* Start *

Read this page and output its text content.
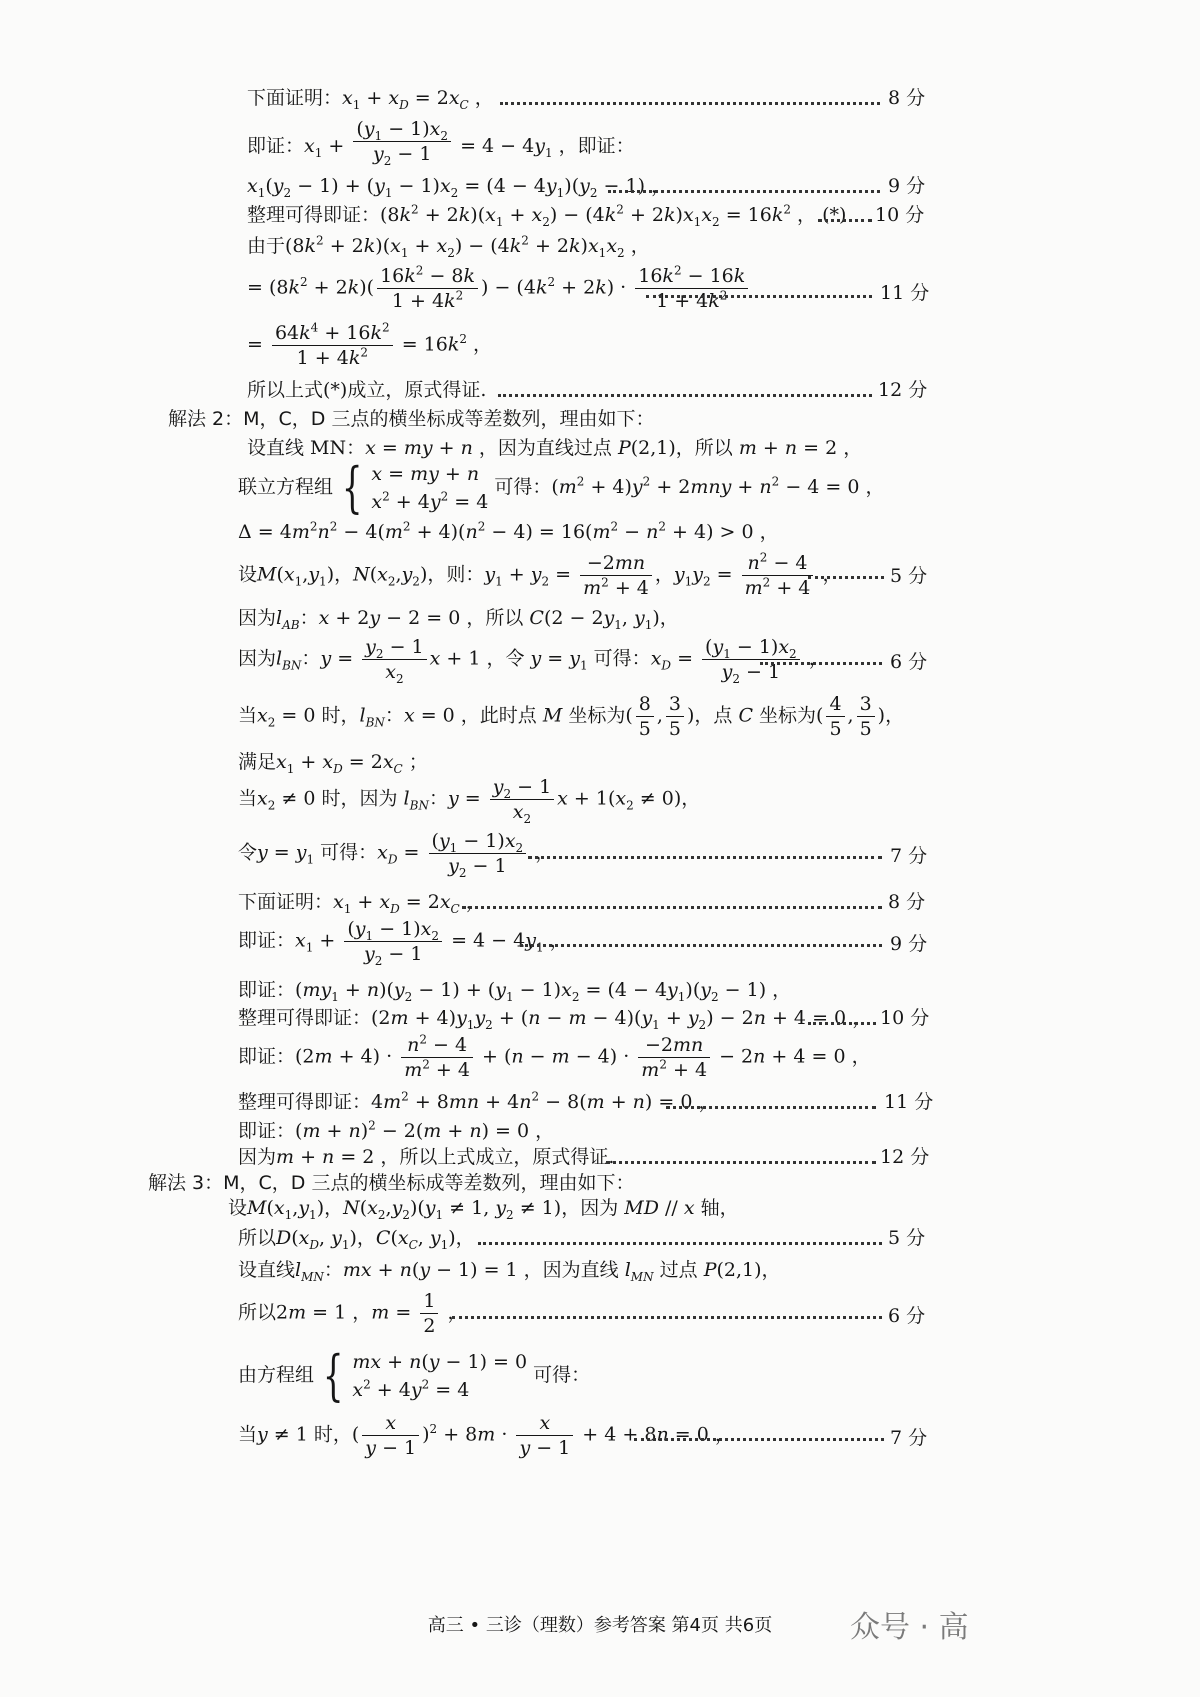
下面证明：$x_1 + x_D = 2x_C$ ，	8 分
即证：$x_1 + \frac{(y_1 - 1)x_2}{y_2 - 1} = 4 - 4y_1$ ，即证：
$x_1(y_2 - 1) + (y_1 - 1)x_2 = (4 - 4y_1)(y_2 - 1)$ ，	9 分
整理可得即证：$(8k^2 + 2k)(x_1 + x_2) - (4k^2 + 2k)x_1x_2 = 16k^2$ ， (*) 10 分
由于$(8k^2 + 2k)(x_1 + x_2) - (4k^2 + 2k)x_1x_2$ ，
= $(8k^2 + 2k)( \frac{16k^2 - 8k}{1 + 4k^2}$ ) − $(4k^2 + 2k) \cdot \frac{16k^2 - 16k}{1 + 4k^2}$	11 分
= $\frac{64k^4 + 16k^2}{1 + 4k^2} = 16k^2$ ，
所以上式(*)成立，原式得证.	12 分
解法 2：M，C，D 三点的横坐标成等差数列，理由如下：
设直线 MN：x = my + n ，因为直线过点 P(2,1)，所以 m + n = 2 ，
联立方程组 { x = my + n
$x^2 + 4y^2 = 4$ 可得：$(m^2 + 4)y^2 + 2mny + n^2 - 4 = 0$ ，
$\Delta = 4m^2n^2 - 4(m^2 + 4)(n^2 - 4) = 16(m^2 - n^2 + 4) > 0$ ，
设$M(x_1,y_1)$，$N(x_2,y_2)$，则：$y_1 + y_2 = \frac{-2mn}{m^2 + 4}$ ，$y_1y_2 = \frac{n^2 - 4}{m^2 + 4}$ ，	5 分
因为$l_{AB}$：x + 2y − 2 = 0 ，所以 $C(2 - 2y_1$, $y_1$)，
因为$l_{BN}$：$y = \frac{y_2 - 1}{x_2}$ x + 1 ，令 $y = y_1$ 可得：$x_D = \frac{(y_1 - 1)x_2}{y_2 - 1}$ ，	6 分
当$x_2 = 0$ 时，$l_{BN}$：x = 0 ，此时点 M 坐标为( $\frac{8}{5}$ , $\frac{3}{5}$ )，点 C 坐标为( $\frac{4}{5}$ , $\frac{3}{5}$ )，
满足$x_1 + x_D = 2x_C$ ；
当$x_2 \ne 0$ 时，因为 $l_{BN}$：$y = \frac{y_2 - 1}{x_2}$ $x + 1(x_2 \ne 0)$，
令$y = y_1$ 可得：$x_D = \frac{(y_1 - 1)x_2}{y_2 - 1}$ ，	7 分
下面证明：$x_1 + x_D = 2x_C$ ，	8 分
即证：$x_1 + \frac{(y_1 - 1)x_2}{y_2 - 1} = 4 - 4y_1$ ，	9 分
即证：$(my_1 + n)(y_2 - 1) + (y_1 - 1)x_2 = (4 - 4y_1)(y_2 - 1)$ ，
整理可得即证：$(2m + 4)y_1y_2 + (n - m - 4)(y_1 + y_2) - 2n + 4 = 0$ ， 10 分
即证：$(2m + 4) \cdot \frac{n^2 - 4}{m^2 + 4} + (n - m - 4) \cdot \frac{-2mn}{m^2 + 4} - 2n + 4 = 0$ ，
整理可得即证：$4m^2 + 8mn + 4n^2 - 8(m + n) = 0$ ，	11 分
即证：$(m + n)^2 - 2(m + n) = 0$ ，
因为m + n = 2 ，所以上式成立，原式得证.	12 分
解法 3：M，C，D 三点的横坐标成等差数列，理由如下：
设$M(x_1,y_1)$，$N(x_2,y_2)(y_1 \ne 1$, $y_2 \ne 1$)，因为 MD // x 轴，
所以$D(x_D$, $y_1$)，$C(x_C$, $y_1$)，	5 分
设直线$l_{MN}$：mx + n(y − 1) = 1 ，因为直线 $l_{MN}$ 过点 P(2,1)，
所以2m = 1 ，$m = \frac{1}{2}$ ，	6 分
由方程组 { mx + n(y − 1) = 0
$x^2 + 4y^2 = 4$ 可得：
当y ≠ 1 时，( $\frac{x}{y - 1} )^2 + 8m \cdot \frac{x}{y - 1} + 4 + 8n = 0$ ，	7 分
高三 • 三诊（理数）参考答案 第4页 共6页	众号 · 高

* End *

__GOAL__:
Search the data for "理由如下" and list every line in which it occurs.

__COMPLETE ANSWER__:
解法 2：M，C，D 三点的横坐标成等差数列，理由如下：
解法 3：M，C，D 三点的横坐标成等差数列，理由如下：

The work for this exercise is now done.